### Written problem
Give every entry again, word for word and in full.

### Excerpted data
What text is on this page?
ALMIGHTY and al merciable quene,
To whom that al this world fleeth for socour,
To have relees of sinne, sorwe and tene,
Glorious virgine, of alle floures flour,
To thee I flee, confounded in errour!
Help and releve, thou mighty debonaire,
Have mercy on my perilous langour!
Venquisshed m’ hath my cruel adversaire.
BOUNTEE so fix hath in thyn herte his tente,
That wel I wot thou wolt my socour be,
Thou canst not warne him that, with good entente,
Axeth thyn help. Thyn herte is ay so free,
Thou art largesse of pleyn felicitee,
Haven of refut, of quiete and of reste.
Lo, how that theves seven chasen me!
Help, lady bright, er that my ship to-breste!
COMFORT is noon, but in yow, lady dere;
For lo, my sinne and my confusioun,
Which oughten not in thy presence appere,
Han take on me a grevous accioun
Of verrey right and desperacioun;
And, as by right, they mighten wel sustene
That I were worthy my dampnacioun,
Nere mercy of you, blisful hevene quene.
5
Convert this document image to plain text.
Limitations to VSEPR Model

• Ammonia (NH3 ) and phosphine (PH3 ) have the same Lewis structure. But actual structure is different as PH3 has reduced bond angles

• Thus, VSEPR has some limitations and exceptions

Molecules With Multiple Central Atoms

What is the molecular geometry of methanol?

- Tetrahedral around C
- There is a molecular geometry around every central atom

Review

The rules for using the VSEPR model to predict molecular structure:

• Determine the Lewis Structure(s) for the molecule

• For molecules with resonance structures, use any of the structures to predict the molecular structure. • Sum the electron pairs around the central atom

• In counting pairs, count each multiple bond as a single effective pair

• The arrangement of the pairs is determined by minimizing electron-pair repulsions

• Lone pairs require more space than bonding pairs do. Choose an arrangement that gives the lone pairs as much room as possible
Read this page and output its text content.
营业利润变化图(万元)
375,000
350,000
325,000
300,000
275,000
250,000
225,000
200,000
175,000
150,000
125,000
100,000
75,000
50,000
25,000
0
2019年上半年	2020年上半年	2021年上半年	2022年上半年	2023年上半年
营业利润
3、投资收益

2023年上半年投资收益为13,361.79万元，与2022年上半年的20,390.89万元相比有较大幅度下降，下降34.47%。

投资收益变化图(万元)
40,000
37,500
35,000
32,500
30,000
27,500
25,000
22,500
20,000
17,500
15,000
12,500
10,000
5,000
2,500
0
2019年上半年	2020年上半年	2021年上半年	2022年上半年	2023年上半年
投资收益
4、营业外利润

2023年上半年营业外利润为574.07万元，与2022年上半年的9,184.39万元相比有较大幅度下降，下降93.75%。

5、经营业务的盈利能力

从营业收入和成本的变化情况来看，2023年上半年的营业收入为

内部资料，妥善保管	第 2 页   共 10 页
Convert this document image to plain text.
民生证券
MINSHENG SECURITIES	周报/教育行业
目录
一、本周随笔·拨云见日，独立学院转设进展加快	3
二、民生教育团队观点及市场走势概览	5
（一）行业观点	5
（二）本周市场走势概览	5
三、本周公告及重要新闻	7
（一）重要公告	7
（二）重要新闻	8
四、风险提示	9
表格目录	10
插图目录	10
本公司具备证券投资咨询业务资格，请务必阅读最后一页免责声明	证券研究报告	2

### Output
What text is on this page?
ALMIGHTY and al merciable quene,
To whom that al this world fleeth for socour,
To have relees of sinne, sorwe and tene,
Glorious virgine, of alle floures flour,
To thee I flee, confounded in errour!
Help and releve, thou mighty debonaire,
Have mercy on my perilous langour!
Venquisshed m’ hath my cruel adversaire.
BOUNTEE so fix hath in thyn herte his tente,
That wel I wot thou wolt my socour be,
Thou canst not warne him that, with good entente,
Axeth thyn help. Thyn herte is ay so free,
Thou art largesse of pleyn felicitee,
Haven of refut, of quiete and of reste.
Lo, how that theves seven chasen me!
Help, lady bright, er that my ship to-breste!
COMFORT is noon, but in yow, lady dere;
For lo, my sinne and my confusioun,
Which oughten not in thy presence appere,
Han take on me a grevous accioun
Of verrey right and desperacioun;
And, as by right, they mighten wel sustene
That I were worthy my dampnacioun,
Nere mercy of you, blisful hevene quene.
5
Convert this document image to plain text.
Limitations to VSEPR Model

• Ammonia (NH3 ) and phosphine (PH3 ) have the same Lewis structure. But actual structure is different as PH3 has reduced bond angles

• Thus, VSEPR has some limitations and exceptions

Molecules With Multiple Central Atoms

What is the molecular geometry of methanol?

- Tetrahedral around C
- There is a molecular geometry around every central atom

Review

The rules for using the VSEPR model to predict molecular structure:

• Determine the Lewis Structure(s) for the molecule

• For molecules with resonance structures, use any of the structures to predict the molecular structure. • Sum the electron pairs around the central atom

• In counting pairs, count each multiple bond as a single effective pair

• The arrangement of the pairs is determined by minimizing electron-pair repulsions

• Lone pairs require more space than bonding pairs do. Choose an arrangement that gives the lone pairs as much room as possible
Read this page and output its text content.
营业利润变化图(万元)
375,000
350,000
325,000
300,000
275,000
250,000
225,000
200,000
175,000
150,000
125,000
100,000
75,000
50,000
25,000
0
2019年上半年	2020年上半年	2021年上半年	2022年上半年	2023年上半年
营业利润
3、投资收益

2023年上半年投资收益为13,361.79万元，与2022年上半年的20,390.89万元相比有较大幅度下降，下降34.47%。

投资收益变化图(万元)
40,000
37,500
35,000
32,500
30,000
27,500
25,000
22,500
20,000
17,500
15,000
12,500
10,000
5,000
2,500
0
2019年上半年	2020年上半年	2021年上半年	2022年上半年	2023年上半年
投资收益
4、营业外利润

2023年上半年营业外利润为574.07万元，与2022年上半年的9,184.39万元相比有较大幅度下降，下降93.75%。

5、经营业务的盈利能力

从营业收入和成本的变化情况来看，2023年上半年的营业收入为

内部资料，妥善保管	第 2 页   共 10 页
Convert this document image to plain text.
民生证券
MINSHENG SECURITIES	周报/教育行业
目录
一、本周随笔·拨云见日，独立学院转设进展加快	3
二、民生教育团队观点及市场走势概览	5
（一）行业观点	5
（二）本周市场走势概览	5
三、本周公告及重要新闻	7
（一）重要公告	7
（二）重要新闻	8
四、风险提示	9
表格目录	10
插图目录	10
本公司具备证券投资咨询业务资格，请务必阅读最后一页免责声明	证券研究报告	2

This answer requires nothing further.